• **WHAT THE TASK ASKS**
Copy each line containing the word "common" from the records that follow, please.

[Data records]
□ □ □

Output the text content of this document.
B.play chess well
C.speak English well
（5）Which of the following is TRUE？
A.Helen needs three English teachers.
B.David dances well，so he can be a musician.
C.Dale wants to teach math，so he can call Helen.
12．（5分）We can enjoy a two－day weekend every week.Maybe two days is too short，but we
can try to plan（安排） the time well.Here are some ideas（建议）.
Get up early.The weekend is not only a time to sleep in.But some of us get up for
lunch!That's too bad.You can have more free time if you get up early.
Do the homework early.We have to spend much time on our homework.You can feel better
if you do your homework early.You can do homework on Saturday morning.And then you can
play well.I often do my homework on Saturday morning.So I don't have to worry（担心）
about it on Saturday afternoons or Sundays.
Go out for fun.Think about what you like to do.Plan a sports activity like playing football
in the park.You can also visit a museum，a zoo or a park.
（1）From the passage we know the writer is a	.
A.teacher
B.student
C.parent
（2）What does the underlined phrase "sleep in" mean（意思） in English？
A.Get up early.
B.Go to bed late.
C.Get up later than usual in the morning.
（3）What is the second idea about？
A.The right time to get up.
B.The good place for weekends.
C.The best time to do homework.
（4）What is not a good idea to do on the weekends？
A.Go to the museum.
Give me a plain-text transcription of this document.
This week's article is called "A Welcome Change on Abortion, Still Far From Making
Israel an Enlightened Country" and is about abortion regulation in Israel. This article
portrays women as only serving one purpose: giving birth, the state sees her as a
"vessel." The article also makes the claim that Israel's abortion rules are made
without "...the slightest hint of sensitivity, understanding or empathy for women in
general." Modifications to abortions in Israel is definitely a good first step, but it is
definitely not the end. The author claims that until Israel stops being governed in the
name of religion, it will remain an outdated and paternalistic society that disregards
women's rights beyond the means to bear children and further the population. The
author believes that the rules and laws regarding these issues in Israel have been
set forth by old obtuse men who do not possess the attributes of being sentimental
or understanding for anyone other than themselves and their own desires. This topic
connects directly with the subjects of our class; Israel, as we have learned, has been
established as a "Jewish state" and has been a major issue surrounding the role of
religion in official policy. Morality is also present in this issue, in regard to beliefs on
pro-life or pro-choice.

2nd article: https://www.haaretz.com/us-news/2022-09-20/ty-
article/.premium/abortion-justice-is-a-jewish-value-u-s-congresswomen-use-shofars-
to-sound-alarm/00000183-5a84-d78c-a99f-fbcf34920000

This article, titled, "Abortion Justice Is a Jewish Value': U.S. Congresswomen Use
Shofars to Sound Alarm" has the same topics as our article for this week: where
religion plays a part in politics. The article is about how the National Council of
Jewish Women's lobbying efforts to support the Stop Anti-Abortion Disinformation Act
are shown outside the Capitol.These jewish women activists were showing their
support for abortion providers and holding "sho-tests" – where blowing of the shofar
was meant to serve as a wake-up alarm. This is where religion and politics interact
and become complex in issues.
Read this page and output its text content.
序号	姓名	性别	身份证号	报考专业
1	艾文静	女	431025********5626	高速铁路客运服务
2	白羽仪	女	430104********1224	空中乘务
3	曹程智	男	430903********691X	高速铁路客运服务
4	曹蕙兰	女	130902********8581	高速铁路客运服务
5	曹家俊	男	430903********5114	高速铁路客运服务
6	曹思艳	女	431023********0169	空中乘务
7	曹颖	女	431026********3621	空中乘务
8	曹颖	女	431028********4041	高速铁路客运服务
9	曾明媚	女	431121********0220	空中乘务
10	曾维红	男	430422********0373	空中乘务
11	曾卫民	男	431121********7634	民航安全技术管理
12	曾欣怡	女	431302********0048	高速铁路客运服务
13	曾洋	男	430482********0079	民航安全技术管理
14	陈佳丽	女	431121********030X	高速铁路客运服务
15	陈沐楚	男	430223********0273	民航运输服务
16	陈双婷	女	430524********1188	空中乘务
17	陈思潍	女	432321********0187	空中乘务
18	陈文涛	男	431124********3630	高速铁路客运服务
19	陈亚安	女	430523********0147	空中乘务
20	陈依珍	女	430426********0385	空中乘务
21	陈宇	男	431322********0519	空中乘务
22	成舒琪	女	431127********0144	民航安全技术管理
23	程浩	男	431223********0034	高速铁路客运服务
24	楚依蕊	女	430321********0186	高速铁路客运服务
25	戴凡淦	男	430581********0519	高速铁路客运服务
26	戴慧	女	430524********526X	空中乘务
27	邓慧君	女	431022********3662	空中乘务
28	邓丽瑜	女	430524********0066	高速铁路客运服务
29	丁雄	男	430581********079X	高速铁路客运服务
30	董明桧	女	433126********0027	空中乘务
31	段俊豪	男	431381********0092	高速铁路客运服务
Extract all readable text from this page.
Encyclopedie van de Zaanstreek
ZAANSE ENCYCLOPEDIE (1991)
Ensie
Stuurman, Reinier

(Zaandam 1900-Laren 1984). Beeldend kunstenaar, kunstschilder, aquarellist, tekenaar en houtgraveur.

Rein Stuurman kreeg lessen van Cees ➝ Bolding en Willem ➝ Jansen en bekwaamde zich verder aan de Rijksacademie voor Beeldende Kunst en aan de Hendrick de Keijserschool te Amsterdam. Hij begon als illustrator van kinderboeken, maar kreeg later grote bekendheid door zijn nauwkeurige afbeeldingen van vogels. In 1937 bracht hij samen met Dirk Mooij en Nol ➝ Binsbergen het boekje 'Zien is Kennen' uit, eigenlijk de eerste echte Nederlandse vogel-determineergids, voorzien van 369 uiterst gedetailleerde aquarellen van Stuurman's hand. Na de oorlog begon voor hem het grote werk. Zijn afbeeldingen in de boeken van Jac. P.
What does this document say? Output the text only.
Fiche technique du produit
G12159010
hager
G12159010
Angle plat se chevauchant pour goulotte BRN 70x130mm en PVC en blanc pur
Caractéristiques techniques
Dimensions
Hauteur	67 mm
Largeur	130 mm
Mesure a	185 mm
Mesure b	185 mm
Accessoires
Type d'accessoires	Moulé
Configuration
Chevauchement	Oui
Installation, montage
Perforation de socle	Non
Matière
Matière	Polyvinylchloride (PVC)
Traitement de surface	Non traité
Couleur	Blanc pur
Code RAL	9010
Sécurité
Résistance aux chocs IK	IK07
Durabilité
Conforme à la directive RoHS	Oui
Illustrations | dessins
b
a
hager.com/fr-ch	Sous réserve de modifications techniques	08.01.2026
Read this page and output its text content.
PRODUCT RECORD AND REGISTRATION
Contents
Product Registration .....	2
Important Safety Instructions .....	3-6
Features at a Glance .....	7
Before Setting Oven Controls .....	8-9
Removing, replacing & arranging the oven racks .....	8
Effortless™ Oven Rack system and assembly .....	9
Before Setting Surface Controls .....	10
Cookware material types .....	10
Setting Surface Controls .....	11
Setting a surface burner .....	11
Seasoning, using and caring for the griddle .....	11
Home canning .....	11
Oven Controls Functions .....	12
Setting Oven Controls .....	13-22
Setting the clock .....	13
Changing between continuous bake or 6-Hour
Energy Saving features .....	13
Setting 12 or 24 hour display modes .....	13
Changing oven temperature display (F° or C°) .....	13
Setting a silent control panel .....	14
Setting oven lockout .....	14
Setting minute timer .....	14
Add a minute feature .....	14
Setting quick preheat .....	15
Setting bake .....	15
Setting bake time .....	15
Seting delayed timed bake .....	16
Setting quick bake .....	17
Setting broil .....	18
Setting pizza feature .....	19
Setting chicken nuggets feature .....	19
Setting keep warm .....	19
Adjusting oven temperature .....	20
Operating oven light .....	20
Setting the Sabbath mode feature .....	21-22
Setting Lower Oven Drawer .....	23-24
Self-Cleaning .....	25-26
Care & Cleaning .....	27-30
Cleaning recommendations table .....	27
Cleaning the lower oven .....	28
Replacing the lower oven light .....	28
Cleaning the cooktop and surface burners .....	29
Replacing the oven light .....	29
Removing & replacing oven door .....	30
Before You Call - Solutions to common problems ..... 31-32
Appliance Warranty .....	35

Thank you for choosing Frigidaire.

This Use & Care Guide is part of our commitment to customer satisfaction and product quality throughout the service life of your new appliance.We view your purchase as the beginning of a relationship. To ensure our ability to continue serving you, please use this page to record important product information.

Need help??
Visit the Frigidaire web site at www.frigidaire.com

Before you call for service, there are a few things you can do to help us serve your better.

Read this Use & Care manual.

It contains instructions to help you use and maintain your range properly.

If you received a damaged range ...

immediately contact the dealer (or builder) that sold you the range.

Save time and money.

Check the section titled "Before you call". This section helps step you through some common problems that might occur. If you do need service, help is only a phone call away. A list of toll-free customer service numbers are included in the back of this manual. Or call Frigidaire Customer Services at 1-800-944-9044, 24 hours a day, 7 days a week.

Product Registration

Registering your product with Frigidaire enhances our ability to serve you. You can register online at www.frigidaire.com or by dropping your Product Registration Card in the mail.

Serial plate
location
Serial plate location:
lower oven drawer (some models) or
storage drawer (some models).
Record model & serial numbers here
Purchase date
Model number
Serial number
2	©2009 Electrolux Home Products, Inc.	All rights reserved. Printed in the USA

□ □ □

• **ANSWER FOR THE TASK**
Before You Call - Solutions to common problems ..... 31-32
Check the section titled "Before you call". This section helps step you through some common problems that might occur. If you do need service, help is only a phone call away. A list of toll-free customer service numbers are included in the back of this manual. Or call Frigidaire Customer Services at 1-800-944-9044, 24 hours a day, 7 days a week.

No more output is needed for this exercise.